Exercise aim — Separate out the lines that hold "用户管理".

Data for processing —
++++++++++

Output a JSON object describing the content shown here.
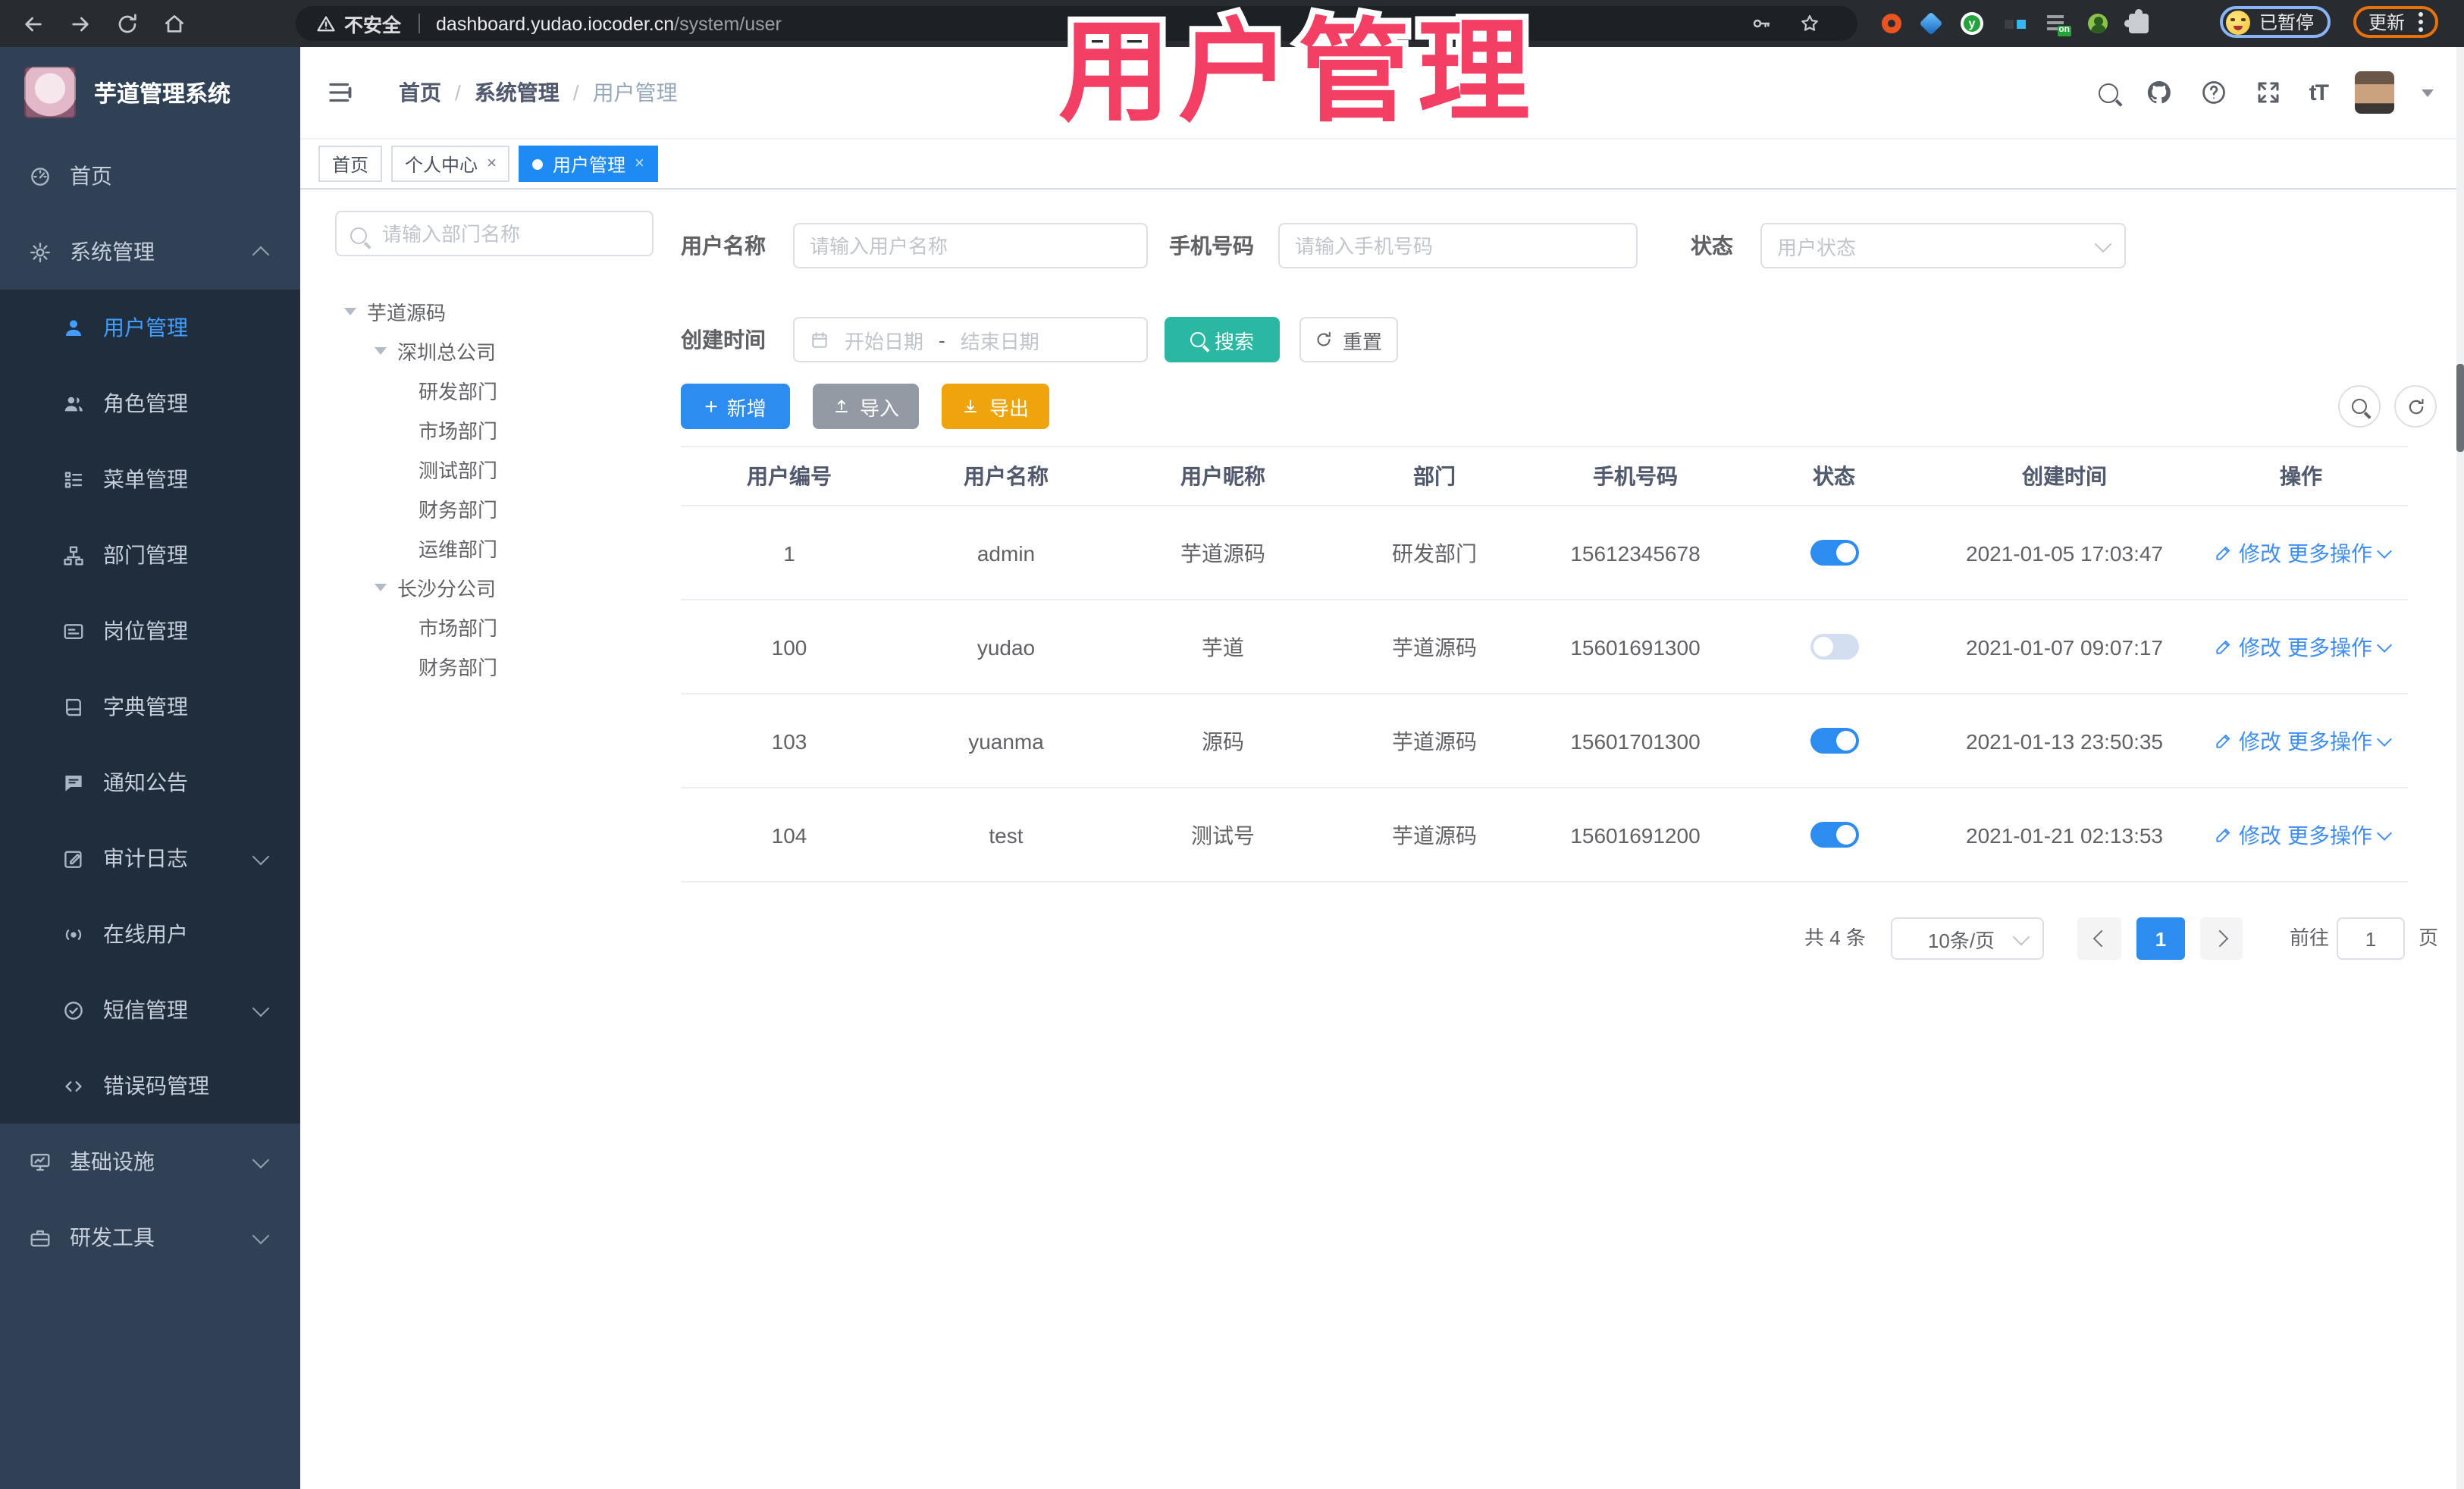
{
  "browser": {
    "security_label": "不安全",
    "url_host": "dashboard.yudao.iocoder.cn",
    "url_path": "/system/user",
    "profile_status": "已暂停",
    "update_label": "更新"
  },
  "overlay_title": "用户管理",
  "sidebar": {
    "app_title": "芋道管理系统",
    "nav": [
      {
        "icon": "dashboard-icon",
        "label": "首页"
      },
      {
        "icon": "gear-icon",
        "label": "系统管理",
        "chevron": "up"
      },
      {
        "group": [
          {
            "icon": "user-icon",
            "label": "用户管理",
            "active": true
          },
          {
            "icon": "users-icon",
            "label": "角色管理"
          },
          {
            "icon": "menu-list-icon",
            "label": "菜单管理"
          },
          {
            "icon": "org-tree-icon",
            "label": "部门管理"
          },
          {
            "icon": "postcard-icon",
            "label": "岗位管理"
          },
          {
            "icon": "dictionary-icon",
            "label": "字典管理"
          },
          {
            "icon": "announcement-icon",
            "label": "通知公告"
          },
          {
            "icon": "audit-log-icon",
            "label": "审计日志",
            "chevron": "down"
          },
          {
            "icon": "online-users-icon",
            "label": "在线用户"
          },
          {
            "icon": "sms-icon",
            "label": "短信管理",
            "chevron": "down"
          },
          {
            "icon": "error-code-icon",
            "label": "错误码管理"
          }
        ]
      },
      {
        "icon": "infrastructure-icon",
        "label": "基础设施",
        "chevron": "down"
      },
      {
        "icon": "dev-tools-icon",
        "label": "研发工具",
        "chevron": "down"
      }
    ]
  },
  "header": {
    "breadcrumb": [
      "首页",
      "系统管理",
      "用户管理"
    ],
    "font_size_icon_label": "tT"
  },
  "tabs": [
    {
      "label": "首页",
      "closable": false,
      "active": false
    },
    {
      "label": "个人中心",
      "closable": true,
      "active": false
    },
    {
      "label": "用户管理",
      "closable": true,
      "active": true
    }
  ],
  "dept": {
    "search_placeholder": "请输入部门名称",
    "tree": [
      {
        "label": "芋道源码",
        "level": 0,
        "caret": true
      },
      {
        "label": "深圳总公司",
        "level": 1,
        "caret": true
      },
      {
        "label": "研发部门",
        "level": 2,
        "caret": false
      },
      {
        "label": "市场部门",
        "level": 2,
        "caret": false
      },
      {
        "label": "测试部门",
        "level": 2,
        "caret": false
      },
      {
        "label": "财务部门",
        "level": 2,
        "caret": false
      },
      {
        "label": "运维部门",
        "level": 2,
        "caret": false
      },
      {
        "label": "长沙分公司",
        "level": 1,
        "caret": true
      },
      {
        "label": "市场部门",
        "level": 2,
        "caret": false
      },
      {
        "label": "财务部门",
        "level": 2,
        "caret": false
      }
    ]
  },
  "filters": {
    "username_label": "用户名称",
    "username_placeholder": "请输入用户名称",
    "mobile_label": "手机号码",
    "mobile_placeholder": "请输入手机号码",
    "status_label": "状态",
    "status_placeholder": "用户状态",
    "created_label": "创建时间",
    "start_placeholder": "开始日期",
    "range_separator": "-",
    "end_placeholder": "结束日期",
    "search_label": "搜索",
    "reset_label": "重置"
  },
  "toolbar": {
    "add_label": "新增",
    "import_label": "导入",
    "export_label": "导出"
  },
  "table": {
    "columns": [
      "用户编号",
      "用户名称",
      "用户昵称",
      "部门",
      "手机号码",
      "状态",
      "创建时间",
      "操作"
    ],
    "rows": [
      {
        "id": "1",
        "username": "admin",
        "nickname": "芋道源码",
        "dept": "研发部门",
        "mobile": "15612345678",
        "status_on": true,
        "created": "2021-01-05 17:03:47"
      },
      {
        "id": "100",
        "username": "yudao",
        "nickname": "芋道",
        "dept": "芋道源码",
        "mobile": "15601691300",
        "status_on": false,
        "created": "2021-01-07 09:07:17"
      },
      {
        "id": "103",
        "username": "yuanma",
        "nickname": "源码",
        "dept": "芋道源码",
        "mobile": "15601701300",
        "status_on": true,
        "created": "2021-01-13 23:50:35"
      },
      {
        "id": "104",
        "username": "test",
        "nickname": "测试号",
        "dept": "芋道源码",
        "mobile": "15601691200",
        "status_on": true,
        "created": "2021-01-21 02:13:53"
      }
    ],
    "edit_label": "修改",
    "more_label": "更多操作"
  },
  "pagination": {
    "total_label": "共 4 条",
    "page_size_label": "10条/页",
    "current_page": "1",
    "goto_label": "前往",
    "goto_value": "1",
    "unit_label": "页"
  },
  "colors": {
    "primary_blue": "#2d8cf0",
    "active_tag_blue": "#1d8bf3",
    "search_teal": "#2bb8a3",
    "export_orange": "#efa30d",
    "import_grey": "#939aa3",
    "overlay_pink": "#f43f65",
    "sidebar_bg": "#304156",
    "submenu_bg": "#1f2d3d"
  }
}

++++++++++

Task solution —
  "overlay_title": "用户管理",
            "label": "用户管理",
      "用户管理"
      "label": "用户管理",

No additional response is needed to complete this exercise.